▶ _WRITTEN EXERCISE_: Copy out all the data, word for word.
______
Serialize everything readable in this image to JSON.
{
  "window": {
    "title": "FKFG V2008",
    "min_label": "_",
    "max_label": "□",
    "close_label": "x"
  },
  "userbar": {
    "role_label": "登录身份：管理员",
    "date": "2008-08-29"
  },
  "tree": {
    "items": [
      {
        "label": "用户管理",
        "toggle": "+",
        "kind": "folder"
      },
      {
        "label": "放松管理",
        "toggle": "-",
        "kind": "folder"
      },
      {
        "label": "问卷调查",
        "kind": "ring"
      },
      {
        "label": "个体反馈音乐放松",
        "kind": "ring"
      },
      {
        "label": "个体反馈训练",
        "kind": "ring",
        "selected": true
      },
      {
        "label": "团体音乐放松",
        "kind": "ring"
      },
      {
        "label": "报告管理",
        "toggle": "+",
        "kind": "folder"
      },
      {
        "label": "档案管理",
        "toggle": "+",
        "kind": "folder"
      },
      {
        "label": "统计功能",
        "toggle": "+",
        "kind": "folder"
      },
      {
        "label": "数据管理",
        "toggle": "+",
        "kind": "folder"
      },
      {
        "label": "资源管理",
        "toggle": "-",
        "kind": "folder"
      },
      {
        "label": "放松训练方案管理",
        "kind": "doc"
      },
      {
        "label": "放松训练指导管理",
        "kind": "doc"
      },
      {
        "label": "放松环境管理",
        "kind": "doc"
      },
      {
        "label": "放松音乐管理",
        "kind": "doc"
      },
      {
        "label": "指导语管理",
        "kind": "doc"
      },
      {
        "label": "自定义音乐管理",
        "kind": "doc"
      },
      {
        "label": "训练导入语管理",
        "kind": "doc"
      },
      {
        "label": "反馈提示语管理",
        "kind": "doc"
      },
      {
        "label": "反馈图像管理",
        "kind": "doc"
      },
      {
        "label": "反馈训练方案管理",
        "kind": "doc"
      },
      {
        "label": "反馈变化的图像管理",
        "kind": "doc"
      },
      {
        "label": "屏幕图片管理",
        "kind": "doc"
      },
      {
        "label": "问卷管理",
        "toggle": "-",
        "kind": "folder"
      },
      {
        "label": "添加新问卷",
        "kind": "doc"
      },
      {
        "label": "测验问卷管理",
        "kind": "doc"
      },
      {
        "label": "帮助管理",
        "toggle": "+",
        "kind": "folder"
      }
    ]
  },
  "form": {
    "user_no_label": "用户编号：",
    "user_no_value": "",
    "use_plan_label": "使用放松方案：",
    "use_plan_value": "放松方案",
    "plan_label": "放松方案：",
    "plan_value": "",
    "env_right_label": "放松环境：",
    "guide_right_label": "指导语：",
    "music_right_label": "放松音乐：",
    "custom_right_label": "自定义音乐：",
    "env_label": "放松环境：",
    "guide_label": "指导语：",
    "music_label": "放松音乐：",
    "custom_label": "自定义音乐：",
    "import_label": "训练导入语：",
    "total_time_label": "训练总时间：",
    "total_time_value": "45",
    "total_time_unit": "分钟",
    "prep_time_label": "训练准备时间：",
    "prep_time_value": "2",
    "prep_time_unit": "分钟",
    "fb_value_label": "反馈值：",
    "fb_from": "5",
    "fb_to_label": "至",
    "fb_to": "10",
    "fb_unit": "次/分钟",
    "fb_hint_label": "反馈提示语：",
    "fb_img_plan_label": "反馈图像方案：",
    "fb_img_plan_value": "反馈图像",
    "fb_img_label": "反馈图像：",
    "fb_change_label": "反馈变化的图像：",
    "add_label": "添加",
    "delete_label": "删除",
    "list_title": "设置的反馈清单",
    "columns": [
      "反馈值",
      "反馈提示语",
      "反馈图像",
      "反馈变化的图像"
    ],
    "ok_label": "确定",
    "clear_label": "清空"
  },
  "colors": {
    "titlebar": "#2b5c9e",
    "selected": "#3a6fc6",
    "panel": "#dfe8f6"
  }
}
______
▶ _REPLY TO THE EXERCISE_:
Serialize everything readable in this image to JSON.
{
  "window": {
    "title": "FKFG V2008",
    "min_label": "_",
    "max_label": "□",
    "close_label": "x"
  },
  "userbar": {
    "role_label": "登录身份：管理员",
    "date": "2008-08-29"
  },
  "tree": {
    "items": [
      {
        "label": "用户管理",
        "toggle": "+",
        "kind": "folder"
      },
      {
        "label": "放松管理",
        "toggle": "-",
        "kind": "folder"
      },
      {
        "label": "问卷调查",
        "kind": "ring"
      },
      {
        "label": "个体反馈音乐放松",
        "kind": "ring"
      },
      {
        "label": "个体反馈训练",
        "kind": "ring",
        "selected": true
      },
      {
        "label": "团体音乐放松",
        "kind": "ring"
      },
      {
        "label": "报告管理",
        "toggle": "+",
        "kind": "folder"
      },
      {
        "label": "档案管理",
        "toggle": "+",
        "kind": "folder"
      },
      {
        "label": "统计功能",
        "toggle": "+",
        "kind": "folder"
      },
      {
        "label": "数据管理",
        "toggle": "+",
        "kind": "folder"
      },
      {
        "label": "资源管理",
        "toggle": "-",
        "kind": "folder"
      },
      {
        "label": "放松训练方案管理",
        "kind": "doc"
      },
      {
        "label": "放松训练指导管理",
        "kind": "doc"
      },
      {
        "label": "放松环境管理",
        "kind": "doc"
      },
      {
        "label": "放松音乐管理",
        "kind": "doc"
      },
      {
        "label": "指导语管理",
        "kind": "doc"
      },
      {
        "label": "自定义音乐管理",
        "kind": "doc"
      },
      {
        "label": "训练导入语管理",
        "kind": "doc"
      },
      {
        "label": "反馈提示语管理",
        "kind": "doc"
      },
      {
        "label": "反馈图像管理",
        "kind": "doc"
      },
      {
        "label": "反馈训练方案管理",
        "kind": "doc"
      },
      {
        "label": "反馈变化的图像管理",
        "kind": "doc"
      },
      {
        "label": "屏幕图片管理",
        "kind": "doc"
      },
      {
        "label": "问卷管理",
        "toggle": "-",
        "kind": "folder"
      },
      {
        "label": "添加新问卷",
        "kind": "doc"
      },
      {
        "label": "测验问卷管理",
        "kind": "doc"
      },
      {
        "label": "帮助管理",
        "toggle": "+",
        "kind": "folder"
      }
    ]
  },
  "form": {
    "user_no_label": "用户编号：",
    "user_no_value": "",
    "use_plan_label": "使用放松方案：",
    "use_plan_value": "放松方案",
    "plan_label": "放松方案：",
    "plan_value": "",
    "env_right_label": "放松环境：",
    "guide_right_label": "指导语：",
    "music_right_label": "放松音乐：",
    "custom_right_label": "自定义音乐：",
    "env_label": "放松环境：",
    "guide_label": "指导语：",
    "music_label": "放松音乐：",
    "custom_label": "自定义音乐：",
    "import_label": "训练导入语：",
    "total_time_label": "训练总时间：",
    "total_time_value": "45",
    "total_time_unit": "分钟",
    "prep_time_label": "训练准备时间：",
    "prep_time_value": "2",
    "prep_time_unit": "分钟",
    "fb_value_label": "反馈值：",
    "fb_from": "5",
    "fb_to_label": "至",
    "fb_to": "10",
    "fb_unit": "次/分钟",
    "fb_hint_label": "反馈提示语：",
    "fb_img_plan_label": "反馈图像方案：",
    "fb_img_plan_value": "反馈图像",
    "fb_img_label": "反馈图像：",
    "fb_change_label": "反馈变化的图像：",
    "add_label": "添加",
    "delete_label": "删除",
    "list_title": "设置的反馈清单",
    "columns": [
      "反馈值",
      "反馈提示语",
      "反馈图像",
      "反馈变化的图像"
    ],
    "ok_label": "确定",
    "clear_label": "清空"
  },
  "colors": {
    "titlebar": "#2b5c9e",
    "selected": "#3a6fc6",
    "panel": "#dfe8f6"
  }
}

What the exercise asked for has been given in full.